| Exercise details |
Copy out all of the data exactly as it appears.

| Material for the task |
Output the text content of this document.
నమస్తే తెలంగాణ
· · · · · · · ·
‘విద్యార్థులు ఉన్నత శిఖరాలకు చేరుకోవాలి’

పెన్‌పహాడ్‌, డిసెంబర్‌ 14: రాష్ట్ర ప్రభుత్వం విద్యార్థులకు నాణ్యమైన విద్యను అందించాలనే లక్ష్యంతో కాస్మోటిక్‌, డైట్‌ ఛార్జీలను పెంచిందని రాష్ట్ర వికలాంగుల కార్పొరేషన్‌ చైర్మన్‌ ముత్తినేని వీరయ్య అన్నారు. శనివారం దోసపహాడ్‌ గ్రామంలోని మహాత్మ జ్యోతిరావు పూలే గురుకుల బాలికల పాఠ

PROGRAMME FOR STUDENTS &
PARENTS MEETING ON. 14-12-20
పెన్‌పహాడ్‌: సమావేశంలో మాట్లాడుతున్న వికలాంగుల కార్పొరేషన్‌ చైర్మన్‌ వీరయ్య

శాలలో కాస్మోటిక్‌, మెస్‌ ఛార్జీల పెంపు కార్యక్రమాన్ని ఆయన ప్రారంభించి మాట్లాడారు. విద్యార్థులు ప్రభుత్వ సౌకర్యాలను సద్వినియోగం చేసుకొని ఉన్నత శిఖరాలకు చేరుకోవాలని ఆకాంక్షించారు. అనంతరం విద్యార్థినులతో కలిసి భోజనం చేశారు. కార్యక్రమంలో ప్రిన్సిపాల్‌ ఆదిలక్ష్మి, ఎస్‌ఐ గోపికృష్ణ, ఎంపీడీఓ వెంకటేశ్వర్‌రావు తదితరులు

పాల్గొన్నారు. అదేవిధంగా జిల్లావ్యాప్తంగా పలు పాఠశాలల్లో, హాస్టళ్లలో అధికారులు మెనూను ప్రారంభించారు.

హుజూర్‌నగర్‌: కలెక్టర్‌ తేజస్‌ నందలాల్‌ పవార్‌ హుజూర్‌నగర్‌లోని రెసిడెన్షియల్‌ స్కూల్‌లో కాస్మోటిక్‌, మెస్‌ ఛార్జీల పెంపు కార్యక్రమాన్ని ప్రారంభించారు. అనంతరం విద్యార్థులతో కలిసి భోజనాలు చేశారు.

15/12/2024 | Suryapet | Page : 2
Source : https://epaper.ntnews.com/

| Expected answer |
Output the text content of this document.
నమస్తే తెలంగాణ
· · · · · · · ·
‘విద్యార్థులు ఉన్నత శిఖరాలకు చేరుకోవాలి’

పెన్‌పహాడ్‌, డిసెంబర్‌ 14: రాష్ట్ర ప్రభుత్వం విద్యార్థులకు నాణ్యమైన విద్యను అందించాలనే లక్ష్యంతో కాస్మోటిక్‌, డైట్‌ ఛార్జీలను పెంచిందని రాష్ట్ర వికలాంగుల కార్పొరేషన్‌ చైర్మన్‌ ముత్తినేని వీరయ్య అన్నారు. శనివారం దోసపహాడ్‌ గ్రామంలోని మహాత్మ జ్యోతిరావు పూలే గురుకుల బాలికల పాఠ

PROGRAMME FOR STUDENTS &
PARENTS MEETING ON. 14-12-20
పెన్‌పహాడ్‌: సమావేశంలో మాట్లాడుతున్న వికలాంగుల కార్పొరేషన్‌ చైర్మన్‌ వీరయ్య

శాలలో కాస్మోటిక్‌, మెస్‌ ఛార్జీల పెంపు కార్యక్రమాన్ని ఆయన ప్రారంభించి మాట్లాడారు. విద్యార్థులు ప్రభుత్వ సౌకర్యాలను సద్వినియోగం చేసుకొని ఉన్నత శిఖరాలకు చేరుకోవాలని ఆకాంక్షించారు. అనంతరం విద్యార్థినులతో కలిసి భోజనం చేశారు. కార్యక్రమంలో ప్రిన్సిపాల్‌ ఆదిలక్ష్మి, ఎస్‌ఐ గోపికృష్ణ, ఎంపీడీఓ వెంకటేశ్వర్‌రావు తదితరులు

పాల్గొన్నారు. అదేవిధంగా జిల్లావ్యాప్తంగా పలు పాఠశాలల్లో, హాస్టళ్లలో అధికారులు మెనూను ప్రారంభించారు.

హుజూర్‌నగర్‌: కలెక్టర్‌ తేజస్‌ నందలాల్‌ పవార్‌ హుజూర్‌నగర్‌లోని రెసిడెన్షియల్‌ స్కూల్‌లో కాస్మోటిక్‌, మెస్‌ ఛార్జీల పెంపు కార్యక్రమాన్ని ప్రారంభించారు. అనంతరం విద్యార్థులతో కలిసి భోజనాలు చేశారు.

15/12/2024 | Suryapet | Page : 2
Source : https://epaper.ntnews.com/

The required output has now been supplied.